• **SOURCE RECORDS**:
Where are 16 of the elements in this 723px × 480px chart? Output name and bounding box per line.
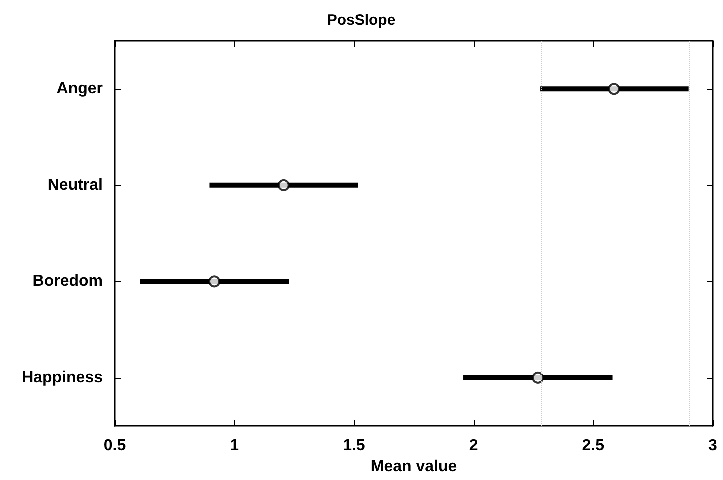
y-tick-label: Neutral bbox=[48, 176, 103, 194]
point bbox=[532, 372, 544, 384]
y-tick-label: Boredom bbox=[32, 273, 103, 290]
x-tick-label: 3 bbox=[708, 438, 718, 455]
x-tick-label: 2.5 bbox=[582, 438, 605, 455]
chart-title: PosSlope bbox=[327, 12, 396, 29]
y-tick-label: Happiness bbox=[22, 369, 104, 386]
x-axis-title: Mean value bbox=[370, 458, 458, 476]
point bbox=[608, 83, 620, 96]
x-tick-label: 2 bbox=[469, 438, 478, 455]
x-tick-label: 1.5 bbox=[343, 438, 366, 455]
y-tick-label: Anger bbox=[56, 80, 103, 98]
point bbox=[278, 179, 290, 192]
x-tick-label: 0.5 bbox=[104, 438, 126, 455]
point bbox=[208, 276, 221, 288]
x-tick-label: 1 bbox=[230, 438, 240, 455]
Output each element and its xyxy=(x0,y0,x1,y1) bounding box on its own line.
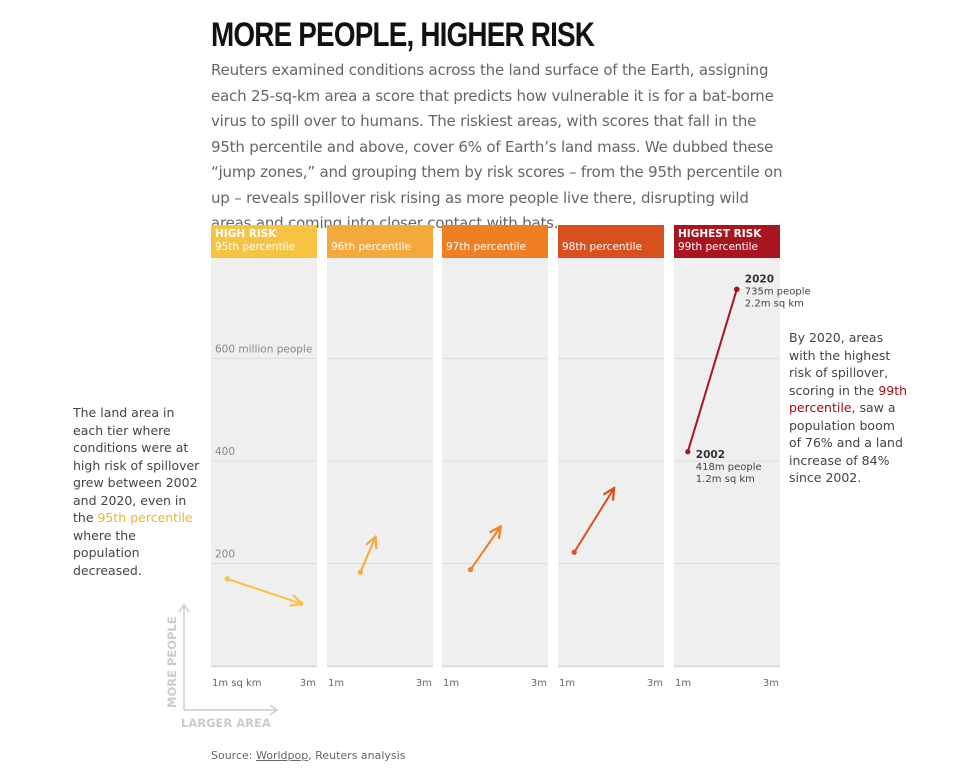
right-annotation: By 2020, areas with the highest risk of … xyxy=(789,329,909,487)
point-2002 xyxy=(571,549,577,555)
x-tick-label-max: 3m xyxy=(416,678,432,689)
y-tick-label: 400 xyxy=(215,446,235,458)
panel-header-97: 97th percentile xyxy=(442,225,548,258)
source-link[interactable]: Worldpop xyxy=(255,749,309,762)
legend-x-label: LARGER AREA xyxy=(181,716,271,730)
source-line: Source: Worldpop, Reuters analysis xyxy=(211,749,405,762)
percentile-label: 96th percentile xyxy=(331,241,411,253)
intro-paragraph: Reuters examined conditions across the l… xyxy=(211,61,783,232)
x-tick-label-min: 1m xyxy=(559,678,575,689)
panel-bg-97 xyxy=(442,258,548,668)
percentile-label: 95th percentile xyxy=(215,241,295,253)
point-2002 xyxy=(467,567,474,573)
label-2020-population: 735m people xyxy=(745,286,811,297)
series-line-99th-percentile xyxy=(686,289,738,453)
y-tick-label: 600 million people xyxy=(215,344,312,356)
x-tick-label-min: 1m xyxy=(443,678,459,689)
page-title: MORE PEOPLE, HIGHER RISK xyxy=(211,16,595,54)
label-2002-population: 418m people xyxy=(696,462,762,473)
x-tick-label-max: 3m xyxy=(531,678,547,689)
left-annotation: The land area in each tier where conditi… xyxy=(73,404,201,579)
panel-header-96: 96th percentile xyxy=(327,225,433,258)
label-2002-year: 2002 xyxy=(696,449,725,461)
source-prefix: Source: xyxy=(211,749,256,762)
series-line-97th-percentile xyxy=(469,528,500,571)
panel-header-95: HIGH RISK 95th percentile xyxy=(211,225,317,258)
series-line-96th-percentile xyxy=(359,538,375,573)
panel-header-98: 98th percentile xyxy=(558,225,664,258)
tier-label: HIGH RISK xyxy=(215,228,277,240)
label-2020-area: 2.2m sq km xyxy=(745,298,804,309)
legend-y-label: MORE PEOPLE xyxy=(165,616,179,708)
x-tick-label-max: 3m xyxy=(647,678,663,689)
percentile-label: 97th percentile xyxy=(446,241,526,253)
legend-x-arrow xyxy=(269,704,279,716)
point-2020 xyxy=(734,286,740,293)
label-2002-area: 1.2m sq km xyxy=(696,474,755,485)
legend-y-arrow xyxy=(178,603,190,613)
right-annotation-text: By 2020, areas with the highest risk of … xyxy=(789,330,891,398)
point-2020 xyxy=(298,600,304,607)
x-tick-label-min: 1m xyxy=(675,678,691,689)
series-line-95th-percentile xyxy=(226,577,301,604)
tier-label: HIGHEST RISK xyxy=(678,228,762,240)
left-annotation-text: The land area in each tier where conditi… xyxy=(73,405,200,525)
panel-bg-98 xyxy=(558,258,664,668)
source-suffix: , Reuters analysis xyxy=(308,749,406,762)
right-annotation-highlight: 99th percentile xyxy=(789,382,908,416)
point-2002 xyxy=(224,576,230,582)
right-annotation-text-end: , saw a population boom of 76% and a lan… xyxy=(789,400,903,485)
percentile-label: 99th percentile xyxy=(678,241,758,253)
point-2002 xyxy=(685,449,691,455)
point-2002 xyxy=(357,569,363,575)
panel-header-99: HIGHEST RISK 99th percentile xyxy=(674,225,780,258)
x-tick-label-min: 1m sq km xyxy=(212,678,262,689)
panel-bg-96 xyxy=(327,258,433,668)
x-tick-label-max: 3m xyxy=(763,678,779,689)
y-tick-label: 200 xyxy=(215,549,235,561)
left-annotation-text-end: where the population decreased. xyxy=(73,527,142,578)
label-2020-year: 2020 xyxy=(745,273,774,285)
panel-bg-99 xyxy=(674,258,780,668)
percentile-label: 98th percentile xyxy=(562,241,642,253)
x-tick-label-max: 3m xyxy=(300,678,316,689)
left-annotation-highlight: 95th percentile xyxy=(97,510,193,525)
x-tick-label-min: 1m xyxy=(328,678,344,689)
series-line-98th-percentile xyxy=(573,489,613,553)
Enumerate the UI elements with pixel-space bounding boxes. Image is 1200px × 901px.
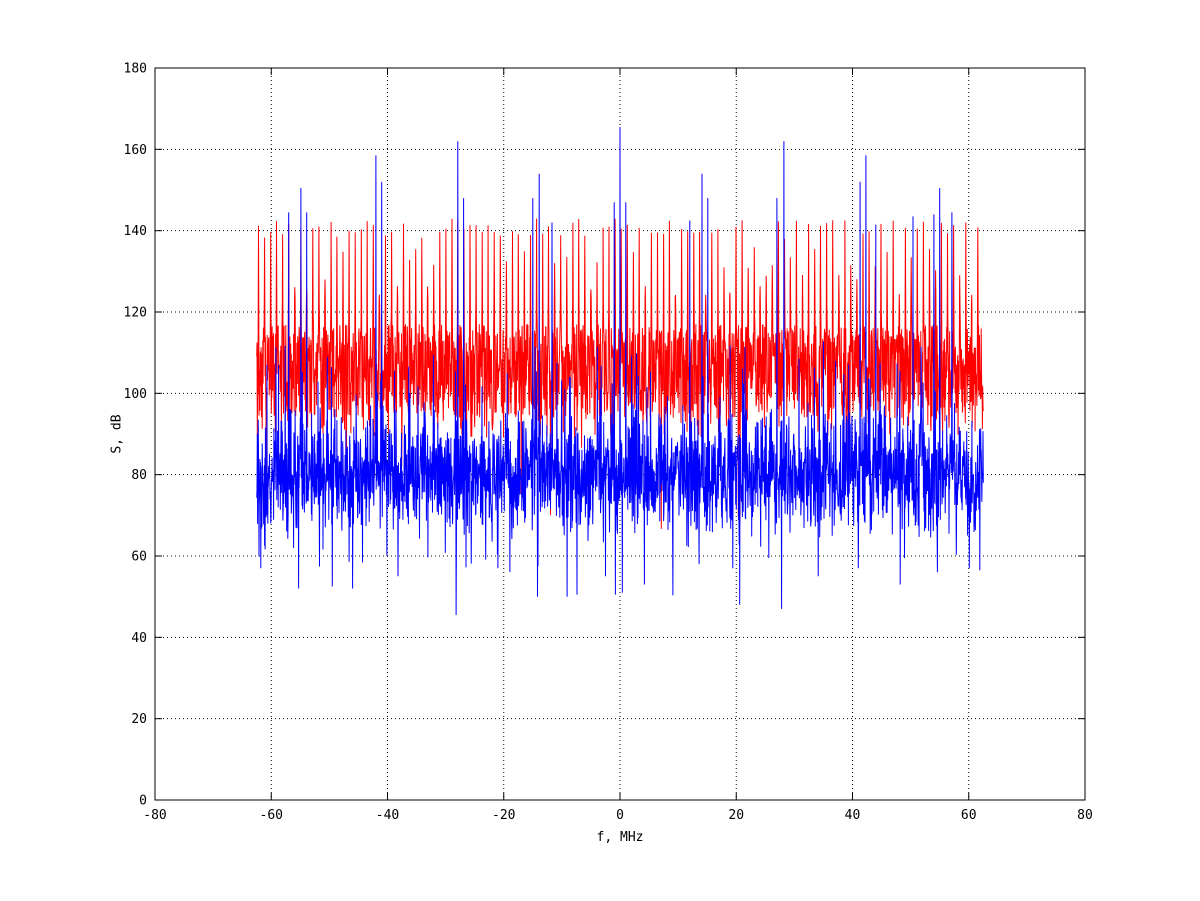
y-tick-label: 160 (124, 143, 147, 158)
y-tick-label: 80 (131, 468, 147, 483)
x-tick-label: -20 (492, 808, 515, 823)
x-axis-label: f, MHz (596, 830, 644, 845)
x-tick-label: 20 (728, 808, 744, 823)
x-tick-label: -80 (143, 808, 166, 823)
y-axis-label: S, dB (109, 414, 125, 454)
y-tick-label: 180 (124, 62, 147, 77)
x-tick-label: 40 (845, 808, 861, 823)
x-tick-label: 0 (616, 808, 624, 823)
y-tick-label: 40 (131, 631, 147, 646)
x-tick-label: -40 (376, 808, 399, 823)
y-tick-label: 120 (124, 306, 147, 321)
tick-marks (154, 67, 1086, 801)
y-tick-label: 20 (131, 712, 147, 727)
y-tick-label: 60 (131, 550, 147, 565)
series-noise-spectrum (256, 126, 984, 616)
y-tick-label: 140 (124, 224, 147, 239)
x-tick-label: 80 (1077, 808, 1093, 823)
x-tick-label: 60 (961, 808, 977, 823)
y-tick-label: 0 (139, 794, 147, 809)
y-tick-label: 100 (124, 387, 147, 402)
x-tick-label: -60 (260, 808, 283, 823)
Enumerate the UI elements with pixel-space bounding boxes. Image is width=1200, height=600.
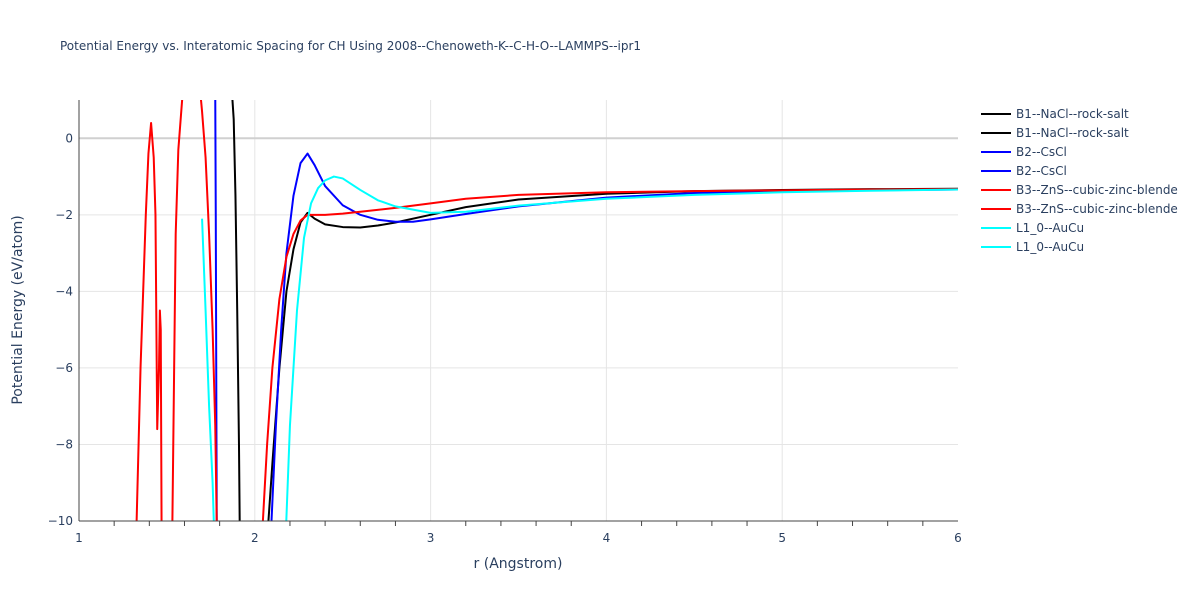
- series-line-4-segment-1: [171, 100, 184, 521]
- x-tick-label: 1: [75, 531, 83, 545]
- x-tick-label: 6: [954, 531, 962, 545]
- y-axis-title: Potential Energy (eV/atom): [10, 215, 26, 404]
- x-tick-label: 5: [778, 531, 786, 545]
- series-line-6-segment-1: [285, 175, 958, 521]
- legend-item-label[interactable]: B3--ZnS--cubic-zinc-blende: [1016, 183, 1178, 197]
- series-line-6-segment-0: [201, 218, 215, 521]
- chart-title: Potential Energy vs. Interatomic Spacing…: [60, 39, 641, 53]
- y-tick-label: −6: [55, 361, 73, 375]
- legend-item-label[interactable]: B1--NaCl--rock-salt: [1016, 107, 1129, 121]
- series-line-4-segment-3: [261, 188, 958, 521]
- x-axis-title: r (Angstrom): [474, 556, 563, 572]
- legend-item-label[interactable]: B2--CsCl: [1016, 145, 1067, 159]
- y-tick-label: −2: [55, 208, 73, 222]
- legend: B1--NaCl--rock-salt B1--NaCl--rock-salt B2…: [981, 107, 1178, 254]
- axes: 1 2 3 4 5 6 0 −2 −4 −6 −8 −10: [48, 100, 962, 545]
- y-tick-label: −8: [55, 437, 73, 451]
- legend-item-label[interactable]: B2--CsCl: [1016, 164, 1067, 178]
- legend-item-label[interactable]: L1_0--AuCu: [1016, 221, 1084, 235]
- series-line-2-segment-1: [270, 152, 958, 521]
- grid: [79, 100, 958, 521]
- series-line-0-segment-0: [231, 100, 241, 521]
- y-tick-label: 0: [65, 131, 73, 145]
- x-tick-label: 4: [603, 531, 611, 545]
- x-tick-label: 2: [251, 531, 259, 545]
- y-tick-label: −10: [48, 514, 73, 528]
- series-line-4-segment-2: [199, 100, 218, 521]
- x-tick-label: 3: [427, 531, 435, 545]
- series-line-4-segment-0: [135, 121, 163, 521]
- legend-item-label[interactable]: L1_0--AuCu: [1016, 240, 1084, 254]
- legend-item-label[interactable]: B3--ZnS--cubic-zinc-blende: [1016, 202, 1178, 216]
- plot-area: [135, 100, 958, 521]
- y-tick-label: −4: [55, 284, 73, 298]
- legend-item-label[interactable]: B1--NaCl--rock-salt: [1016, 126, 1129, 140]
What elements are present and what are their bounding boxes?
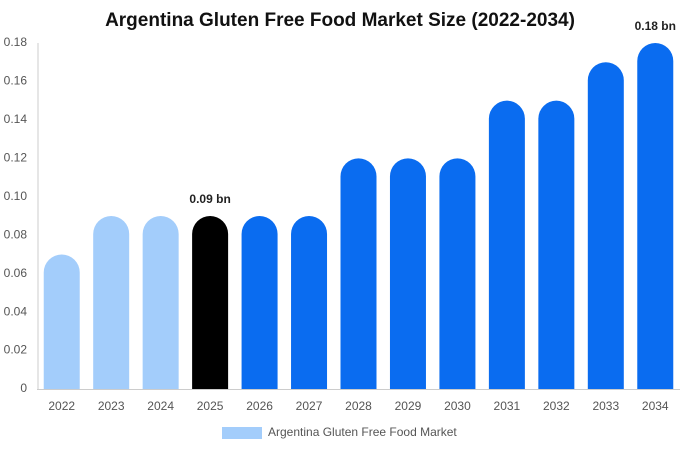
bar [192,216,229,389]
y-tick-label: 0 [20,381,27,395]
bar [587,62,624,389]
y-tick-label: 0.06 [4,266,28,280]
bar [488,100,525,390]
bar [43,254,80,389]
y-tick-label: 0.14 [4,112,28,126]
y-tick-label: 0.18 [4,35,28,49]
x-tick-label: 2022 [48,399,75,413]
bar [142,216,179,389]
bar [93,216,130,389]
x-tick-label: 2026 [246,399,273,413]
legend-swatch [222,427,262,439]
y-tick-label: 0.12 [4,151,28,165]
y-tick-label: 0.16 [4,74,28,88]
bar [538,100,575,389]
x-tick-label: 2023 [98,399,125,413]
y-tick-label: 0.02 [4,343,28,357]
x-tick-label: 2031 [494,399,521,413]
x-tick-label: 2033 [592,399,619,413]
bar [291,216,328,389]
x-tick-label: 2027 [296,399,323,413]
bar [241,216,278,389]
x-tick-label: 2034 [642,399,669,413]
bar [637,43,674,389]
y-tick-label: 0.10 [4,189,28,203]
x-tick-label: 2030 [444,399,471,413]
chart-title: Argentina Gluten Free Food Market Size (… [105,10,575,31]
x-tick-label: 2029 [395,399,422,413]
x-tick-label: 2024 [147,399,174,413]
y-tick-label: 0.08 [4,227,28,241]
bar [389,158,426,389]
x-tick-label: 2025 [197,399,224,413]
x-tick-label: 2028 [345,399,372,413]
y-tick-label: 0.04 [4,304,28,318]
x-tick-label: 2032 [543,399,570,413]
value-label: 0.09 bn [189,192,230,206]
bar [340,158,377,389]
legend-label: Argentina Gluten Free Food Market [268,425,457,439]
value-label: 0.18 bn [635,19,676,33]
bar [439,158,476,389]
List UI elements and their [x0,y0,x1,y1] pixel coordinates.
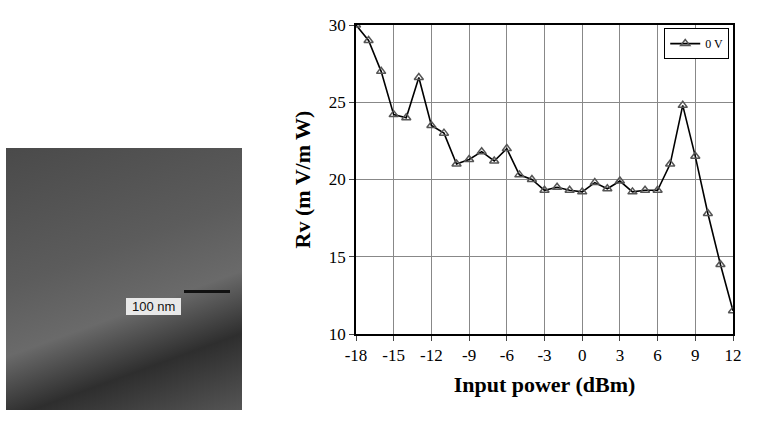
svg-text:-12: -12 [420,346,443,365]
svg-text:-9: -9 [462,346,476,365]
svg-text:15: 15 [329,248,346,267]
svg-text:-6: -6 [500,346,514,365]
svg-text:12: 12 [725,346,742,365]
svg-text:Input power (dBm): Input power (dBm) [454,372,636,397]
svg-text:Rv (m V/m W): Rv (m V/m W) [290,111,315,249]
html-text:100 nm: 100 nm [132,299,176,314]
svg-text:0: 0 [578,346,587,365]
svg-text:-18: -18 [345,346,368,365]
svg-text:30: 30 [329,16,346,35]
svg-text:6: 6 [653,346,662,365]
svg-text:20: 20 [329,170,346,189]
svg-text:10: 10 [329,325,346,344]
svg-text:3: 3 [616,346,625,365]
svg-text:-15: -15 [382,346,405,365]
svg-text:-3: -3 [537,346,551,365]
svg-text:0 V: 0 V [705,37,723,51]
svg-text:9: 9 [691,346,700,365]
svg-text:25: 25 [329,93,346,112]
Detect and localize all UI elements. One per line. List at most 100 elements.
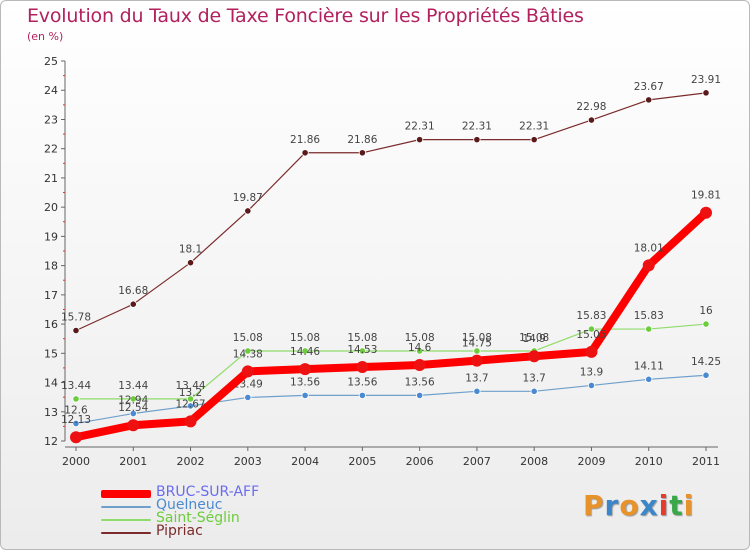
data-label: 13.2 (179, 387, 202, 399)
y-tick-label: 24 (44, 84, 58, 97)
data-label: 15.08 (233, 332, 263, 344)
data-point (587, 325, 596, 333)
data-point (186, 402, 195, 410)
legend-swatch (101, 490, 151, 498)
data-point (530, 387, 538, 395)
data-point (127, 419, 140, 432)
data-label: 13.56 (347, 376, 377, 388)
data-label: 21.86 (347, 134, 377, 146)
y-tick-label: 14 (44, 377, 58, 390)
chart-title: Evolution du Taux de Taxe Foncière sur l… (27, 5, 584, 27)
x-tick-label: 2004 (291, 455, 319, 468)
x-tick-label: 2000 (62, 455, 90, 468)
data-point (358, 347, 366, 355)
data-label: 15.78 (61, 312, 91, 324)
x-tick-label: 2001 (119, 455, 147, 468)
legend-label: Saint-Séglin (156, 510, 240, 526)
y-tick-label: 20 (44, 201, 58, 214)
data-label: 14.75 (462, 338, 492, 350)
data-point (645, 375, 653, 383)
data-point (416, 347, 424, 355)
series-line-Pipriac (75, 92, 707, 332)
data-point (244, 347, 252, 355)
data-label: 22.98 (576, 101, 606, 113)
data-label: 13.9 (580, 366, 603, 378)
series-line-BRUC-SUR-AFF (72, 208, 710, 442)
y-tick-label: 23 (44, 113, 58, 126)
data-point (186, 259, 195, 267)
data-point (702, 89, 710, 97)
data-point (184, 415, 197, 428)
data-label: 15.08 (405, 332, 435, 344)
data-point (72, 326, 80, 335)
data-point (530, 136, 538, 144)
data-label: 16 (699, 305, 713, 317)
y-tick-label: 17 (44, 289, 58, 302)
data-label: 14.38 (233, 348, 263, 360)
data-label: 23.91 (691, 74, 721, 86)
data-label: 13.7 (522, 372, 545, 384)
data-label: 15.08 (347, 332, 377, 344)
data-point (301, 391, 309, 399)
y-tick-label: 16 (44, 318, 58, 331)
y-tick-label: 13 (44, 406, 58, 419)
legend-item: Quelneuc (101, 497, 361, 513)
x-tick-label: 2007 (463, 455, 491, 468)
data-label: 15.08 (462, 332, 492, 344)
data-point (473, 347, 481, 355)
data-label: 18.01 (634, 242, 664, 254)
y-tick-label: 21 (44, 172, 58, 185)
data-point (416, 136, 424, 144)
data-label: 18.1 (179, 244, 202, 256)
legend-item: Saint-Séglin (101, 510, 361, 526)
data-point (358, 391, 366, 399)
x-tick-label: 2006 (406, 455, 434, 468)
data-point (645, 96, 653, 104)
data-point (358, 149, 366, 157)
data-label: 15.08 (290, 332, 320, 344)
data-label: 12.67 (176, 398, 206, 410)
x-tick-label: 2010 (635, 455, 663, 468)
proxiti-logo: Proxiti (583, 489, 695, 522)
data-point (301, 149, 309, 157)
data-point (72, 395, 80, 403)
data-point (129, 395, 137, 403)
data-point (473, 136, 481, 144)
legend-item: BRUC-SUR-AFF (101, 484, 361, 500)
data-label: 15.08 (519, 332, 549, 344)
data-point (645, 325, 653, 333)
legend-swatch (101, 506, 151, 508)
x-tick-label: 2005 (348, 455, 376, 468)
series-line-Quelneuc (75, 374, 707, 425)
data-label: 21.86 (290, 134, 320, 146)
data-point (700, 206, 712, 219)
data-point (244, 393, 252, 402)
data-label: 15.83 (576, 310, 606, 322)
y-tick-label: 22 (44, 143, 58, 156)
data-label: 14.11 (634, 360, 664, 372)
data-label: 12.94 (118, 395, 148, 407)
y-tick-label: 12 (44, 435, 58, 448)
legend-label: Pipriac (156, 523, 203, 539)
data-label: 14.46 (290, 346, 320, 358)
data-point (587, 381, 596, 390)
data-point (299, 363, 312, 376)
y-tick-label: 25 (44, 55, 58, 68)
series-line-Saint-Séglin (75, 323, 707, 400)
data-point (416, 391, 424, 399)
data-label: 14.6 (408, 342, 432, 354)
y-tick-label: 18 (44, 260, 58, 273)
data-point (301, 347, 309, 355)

• **DO THIS**: Return verbatim the lines of the records starting with the line that contains "svg-text:-12: -12 [420,346,443,365]" and going on through the line that contains "Detect and localize", both included, and nothing else.

• **TASK RESPONSE**:
svg-text:-12: -12 [420,346,443,365]
svg-text:-9: -9 [462,346,476,365]
svg-text:15: 15 [329,248,346,267]
svg-text:-6: -6 [500,346,514,365]
svg-text:12: 12 [725,346,742,365]
svg-text:Input power (dBm): Input power (dBm) [454,372,636,397]
svg-text:Rv (m V/m W): Rv (m V/m W) [290,111,315,249]
html-text:100 nm: 100 nm [132,299,176,314]
svg-text:0: 0 [578,346,587,365]
svg-text:-18: -18 [345,346,368,365]
svg-text:30: 30 [329,16,346,35]
svg-text:6: 6 [653,346,662,365]
svg-text:20: 20 [329,170,346,189]
svg-text:10: 10 [329,325,346,344]
svg-text:3: 3 [616,346,625,365]
svg-text:-15: -15 [382,346,405,365]
svg-text:-3: -3 [537,346,551,365]
svg-text:0 V: 0 V [705,37,723,51]
svg-text:9: 9 [691,346,700,365]
svg-text:25: 25 [329,93,346,112]
Detect and localize all UI elements. One per line. List at most 100 elements.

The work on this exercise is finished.